## [WHAT THE EXERCISE ASKS]
Copy the records below exactly, omitting any pictures they contain.

(Stored entries)
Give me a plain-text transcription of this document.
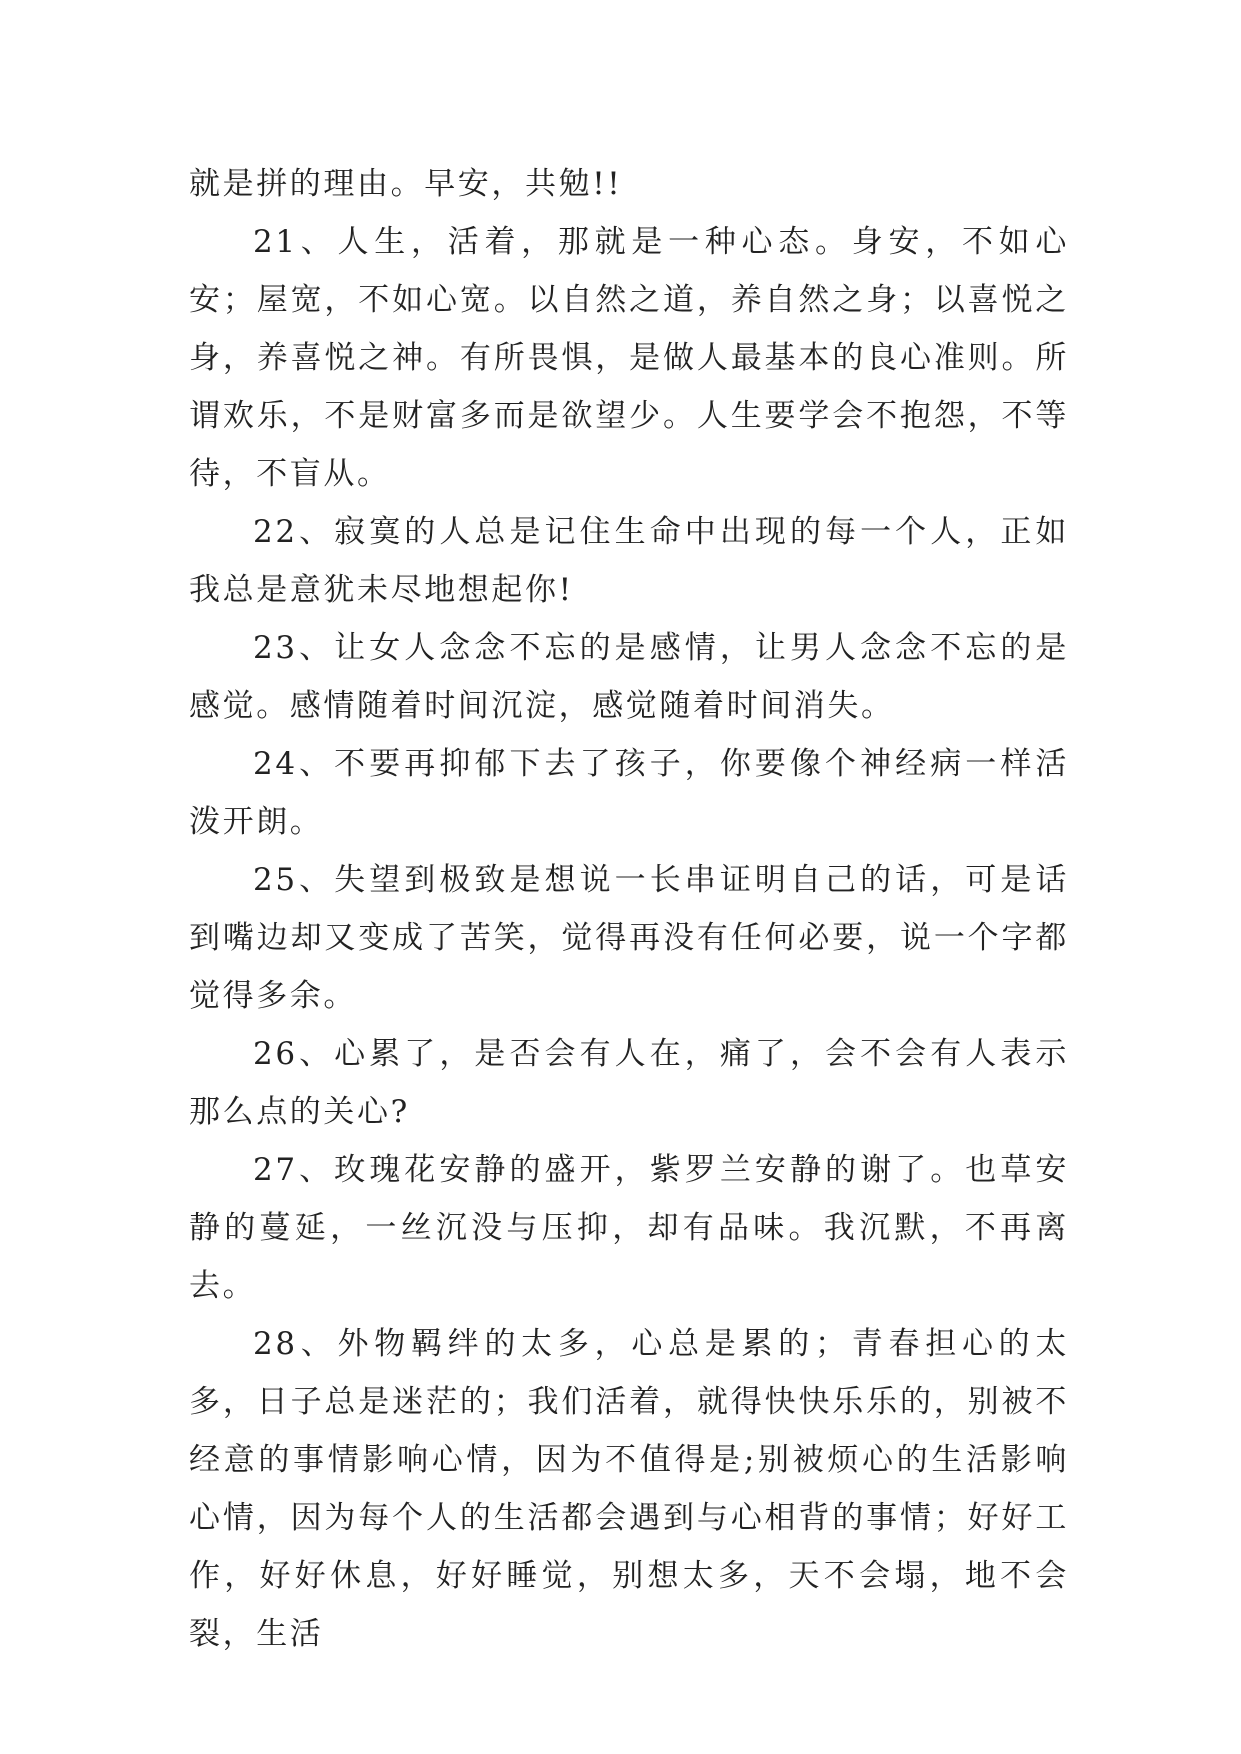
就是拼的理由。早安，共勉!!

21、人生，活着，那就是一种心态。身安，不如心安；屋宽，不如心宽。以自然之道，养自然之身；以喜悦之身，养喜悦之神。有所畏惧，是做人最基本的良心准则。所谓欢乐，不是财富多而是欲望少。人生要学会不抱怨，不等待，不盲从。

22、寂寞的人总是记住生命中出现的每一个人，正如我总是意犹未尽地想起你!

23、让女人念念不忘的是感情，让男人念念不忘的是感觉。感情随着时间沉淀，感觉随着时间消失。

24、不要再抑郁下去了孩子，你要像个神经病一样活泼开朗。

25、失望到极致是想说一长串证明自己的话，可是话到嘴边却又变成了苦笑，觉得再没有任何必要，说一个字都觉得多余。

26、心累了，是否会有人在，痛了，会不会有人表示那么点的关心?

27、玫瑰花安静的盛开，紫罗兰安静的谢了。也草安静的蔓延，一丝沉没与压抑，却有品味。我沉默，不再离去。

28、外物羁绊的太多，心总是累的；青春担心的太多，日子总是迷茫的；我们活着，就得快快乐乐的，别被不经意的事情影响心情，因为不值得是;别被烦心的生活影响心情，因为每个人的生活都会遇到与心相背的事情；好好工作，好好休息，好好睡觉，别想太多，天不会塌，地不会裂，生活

## [SOLUTION TO THIS EXERCISE]
Give me a plain-text transcription of this document.
就是拼的理由。早安，共勉!!

21、人生，活着，那就是一种心态。身安，不如心安；屋宽，不如心宽。以自然之道，养自然之身；以喜悦之身，养喜悦之神。有所畏惧，是做人最基本的良心准则。所谓欢乐，不是财富多而是欲望少。人生要学会不抱怨，不等待，不盲从。

22、寂寞的人总是记住生命中出现的每一个人，正如我总是意犹未尽地想起你!

23、让女人念念不忘的是感情，让男人念念不忘的是感觉。感情随着时间沉淀，感觉随着时间消失。

24、不要再抑郁下去了孩子，你要像个神经病一样活泼开朗。

25、失望到极致是想说一长串证明自己的话，可是话到嘴边却又变成了苦笑，觉得再没有任何必要，说一个字都觉得多余。

26、心累了，是否会有人在，痛了，会不会有人表示那么点的关心?

27、玫瑰花安静的盛开，紫罗兰安静的谢了。也草安静的蔓延，一丝沉没与压抑，却有品味。我沉默，不再离去。

28、外物羁绊的太多，心总是累的；青春担心的太多，日子总是迷茫的；我们活着，就得快快乐乐的，别被不经意的事情影响心情，因为不值得是;别被烦心的生活影响心情，因为每个人的生活都会遇到与心相背的事情；好好工作，好好休息，好好睡觉，别想太多，天不会塌，地不会裂，生活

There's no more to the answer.